# SOURCE MATERIAL
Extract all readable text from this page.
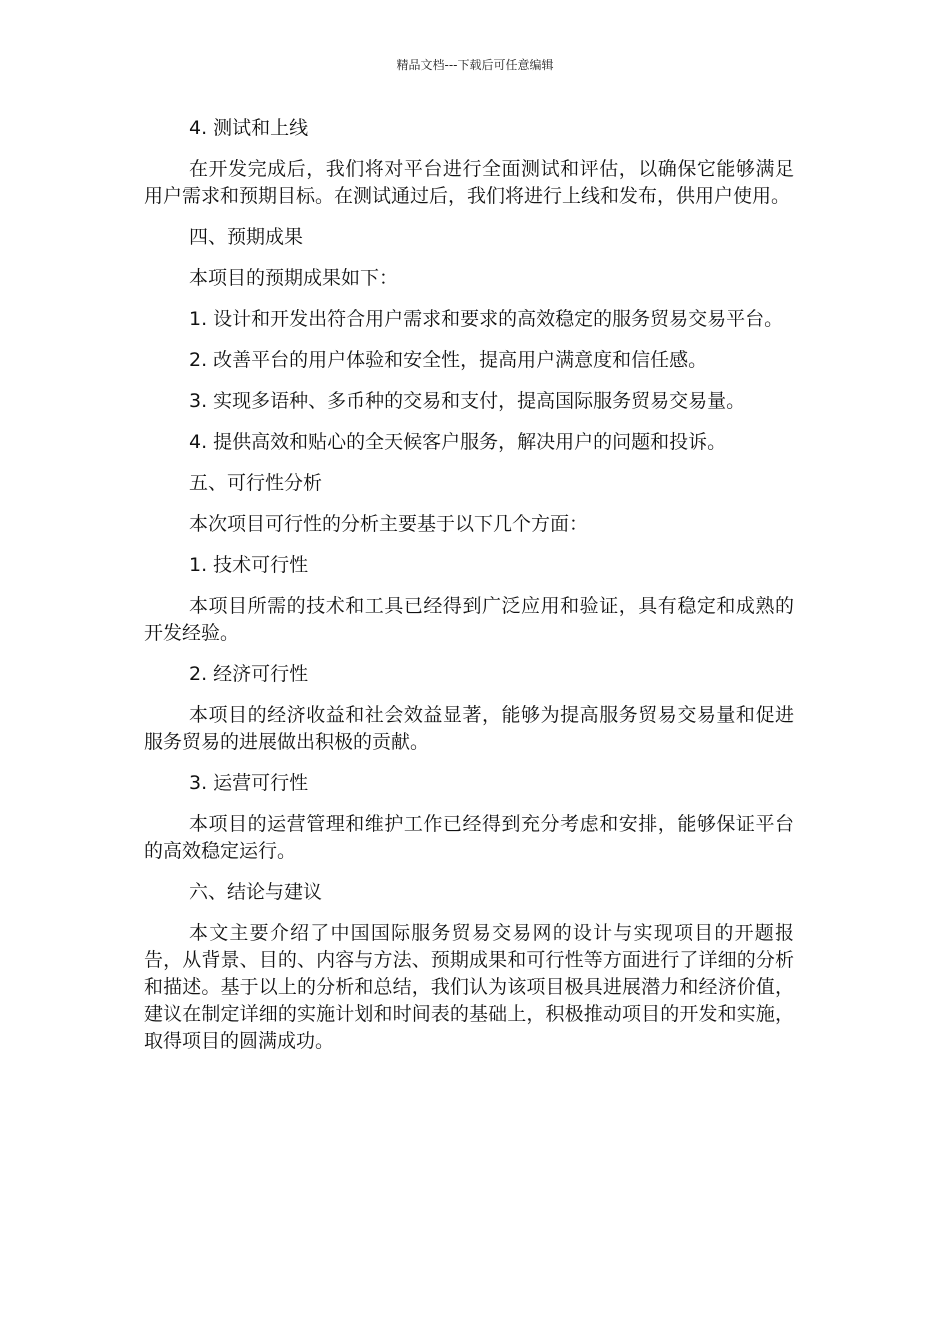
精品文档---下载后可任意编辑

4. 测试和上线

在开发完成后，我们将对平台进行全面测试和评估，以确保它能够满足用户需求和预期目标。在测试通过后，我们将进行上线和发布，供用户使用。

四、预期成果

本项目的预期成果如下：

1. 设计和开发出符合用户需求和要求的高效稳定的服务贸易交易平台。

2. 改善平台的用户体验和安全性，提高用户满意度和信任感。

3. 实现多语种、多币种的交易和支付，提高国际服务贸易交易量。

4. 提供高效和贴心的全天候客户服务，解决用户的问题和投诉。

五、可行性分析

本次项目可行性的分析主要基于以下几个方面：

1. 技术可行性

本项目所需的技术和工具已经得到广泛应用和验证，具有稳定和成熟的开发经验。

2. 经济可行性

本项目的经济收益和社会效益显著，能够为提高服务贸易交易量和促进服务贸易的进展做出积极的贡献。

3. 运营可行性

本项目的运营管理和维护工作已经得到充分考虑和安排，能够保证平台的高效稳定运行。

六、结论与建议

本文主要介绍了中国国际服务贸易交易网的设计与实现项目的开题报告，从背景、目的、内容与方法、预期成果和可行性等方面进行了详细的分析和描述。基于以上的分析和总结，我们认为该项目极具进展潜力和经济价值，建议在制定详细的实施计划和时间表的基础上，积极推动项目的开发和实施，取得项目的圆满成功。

---

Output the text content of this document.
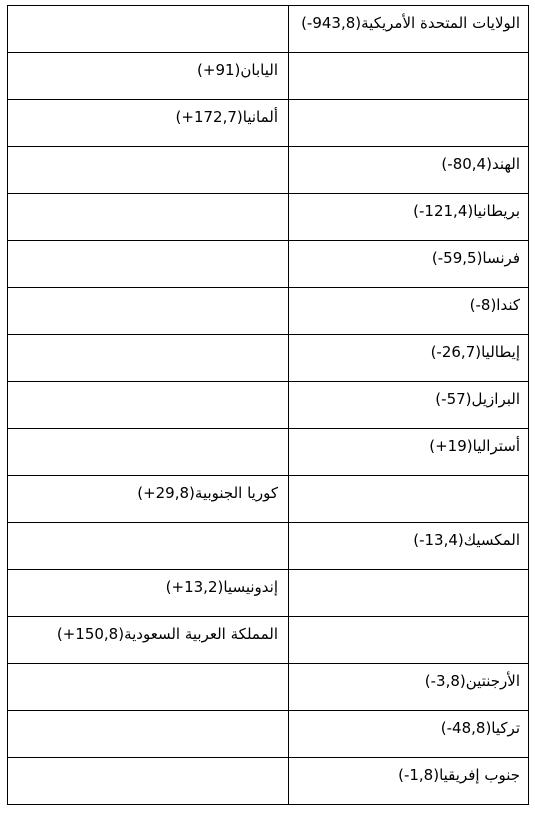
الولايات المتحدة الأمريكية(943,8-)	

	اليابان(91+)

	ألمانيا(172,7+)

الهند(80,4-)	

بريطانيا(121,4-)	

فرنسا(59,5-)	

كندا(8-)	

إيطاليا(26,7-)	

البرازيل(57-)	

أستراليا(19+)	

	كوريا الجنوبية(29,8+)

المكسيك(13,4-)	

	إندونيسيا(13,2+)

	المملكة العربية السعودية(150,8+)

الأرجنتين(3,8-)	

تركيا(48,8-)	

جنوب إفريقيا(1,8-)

---

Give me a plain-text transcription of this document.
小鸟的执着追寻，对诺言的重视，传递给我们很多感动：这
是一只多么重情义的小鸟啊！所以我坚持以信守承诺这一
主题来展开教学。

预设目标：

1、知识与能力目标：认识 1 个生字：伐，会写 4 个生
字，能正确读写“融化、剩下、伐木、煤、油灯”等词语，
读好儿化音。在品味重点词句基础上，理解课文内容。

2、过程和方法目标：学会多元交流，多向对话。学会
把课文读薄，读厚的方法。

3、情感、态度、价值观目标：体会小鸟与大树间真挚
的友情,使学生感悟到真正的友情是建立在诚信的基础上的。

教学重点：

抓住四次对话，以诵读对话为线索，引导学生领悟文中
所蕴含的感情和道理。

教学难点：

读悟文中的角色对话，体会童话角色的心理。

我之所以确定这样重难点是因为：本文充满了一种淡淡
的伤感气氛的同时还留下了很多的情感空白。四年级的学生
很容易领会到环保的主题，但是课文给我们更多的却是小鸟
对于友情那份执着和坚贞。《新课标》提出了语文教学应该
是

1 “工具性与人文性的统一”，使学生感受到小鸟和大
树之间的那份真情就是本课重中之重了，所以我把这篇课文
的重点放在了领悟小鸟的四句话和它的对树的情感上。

# SET PROBLEM
Search the listing for the string "document". Copy each line where it turns up.

# RIGHT ANSWER
Output the text content of this document.
Give me a plain-text transcription of this document.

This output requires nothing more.